* Work task:
Would you please reproduce all the entries exactly, leaving the pictures out?

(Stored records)
Start of Block

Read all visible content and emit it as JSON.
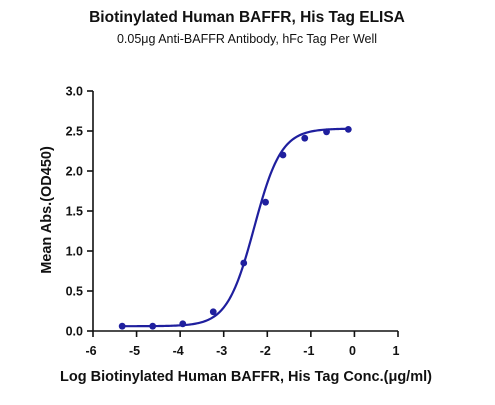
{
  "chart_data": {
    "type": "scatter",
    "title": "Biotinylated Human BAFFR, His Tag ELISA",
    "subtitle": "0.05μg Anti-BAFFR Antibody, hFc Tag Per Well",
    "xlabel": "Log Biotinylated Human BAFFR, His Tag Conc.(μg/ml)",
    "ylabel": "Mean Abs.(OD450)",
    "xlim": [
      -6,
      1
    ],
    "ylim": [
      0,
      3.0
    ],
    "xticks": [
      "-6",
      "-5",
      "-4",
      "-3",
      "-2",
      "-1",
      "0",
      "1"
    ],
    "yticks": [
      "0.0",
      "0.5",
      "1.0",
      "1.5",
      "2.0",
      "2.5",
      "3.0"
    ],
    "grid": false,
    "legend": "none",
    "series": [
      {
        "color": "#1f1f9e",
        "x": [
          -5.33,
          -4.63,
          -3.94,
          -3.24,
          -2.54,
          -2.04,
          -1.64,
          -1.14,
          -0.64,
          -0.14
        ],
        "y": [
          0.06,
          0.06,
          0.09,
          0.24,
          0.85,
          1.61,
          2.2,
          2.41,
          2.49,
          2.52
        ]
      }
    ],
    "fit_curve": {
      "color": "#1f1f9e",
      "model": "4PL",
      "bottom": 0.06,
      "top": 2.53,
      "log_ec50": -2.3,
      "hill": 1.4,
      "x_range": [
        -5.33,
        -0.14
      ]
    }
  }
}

End of Block

* Task answer:
Read all visible content and emit it as JSON.
{
  "chart_data": {
    "type": "scatter",
    "title": "Biotinylated Human BAFFR, His Tag ELISA",
    "subtitle": "0.05μg Anti-BAFFR Antibody, hFc Tag Per Well",
    "xlabel": "Log Biotinylated Human BAFFR, His Tag Conc.(μg/ml)",
    "ylabel": "Mean Abs.(OD450)",
    "xlim": [
      -6,
      1
    ],
    "ylim": [
      0,
      3.0
    ],
    "xticks": [
      "-6",
      "-5",
      "-4",
      "-3",
      "-2",
      "-1",
      "0",
      "1"
    ],
    "yticks": [
      "0.0",
      "0.5",
      "1.0",
      "1.5",
      "2.0",
      "2.5",
      "3.0"
    ],
    "grid": false,
    "legend": "none",
    "series": [
      {
        "color": "#1f1f9e",
        "x": [
          -5.33,
          -4.63,
          -3.94,
          -3.24,
          -2.54,
          -2.04,
          -1.64,
          -1.14,
          -0.64,
          -0.14
        ],
        "y": [
          0.06,
          0.06,
          0.09,
          0.24,
          0.85,
          1.61,
          2.2,
          2.41,
          2.49,
          2.52
        ]
      }
    ],
    "fit_curve": {
      "color": "#1f1f9e",
      "model": "4PL",
      "bottom": 0.06,
      "top": 2.53,
      "log_ec50": -2.3,
      "hill": 1.4,
      "x_range": [
        -5.33,
        -0.14
      ]
    }
  }
}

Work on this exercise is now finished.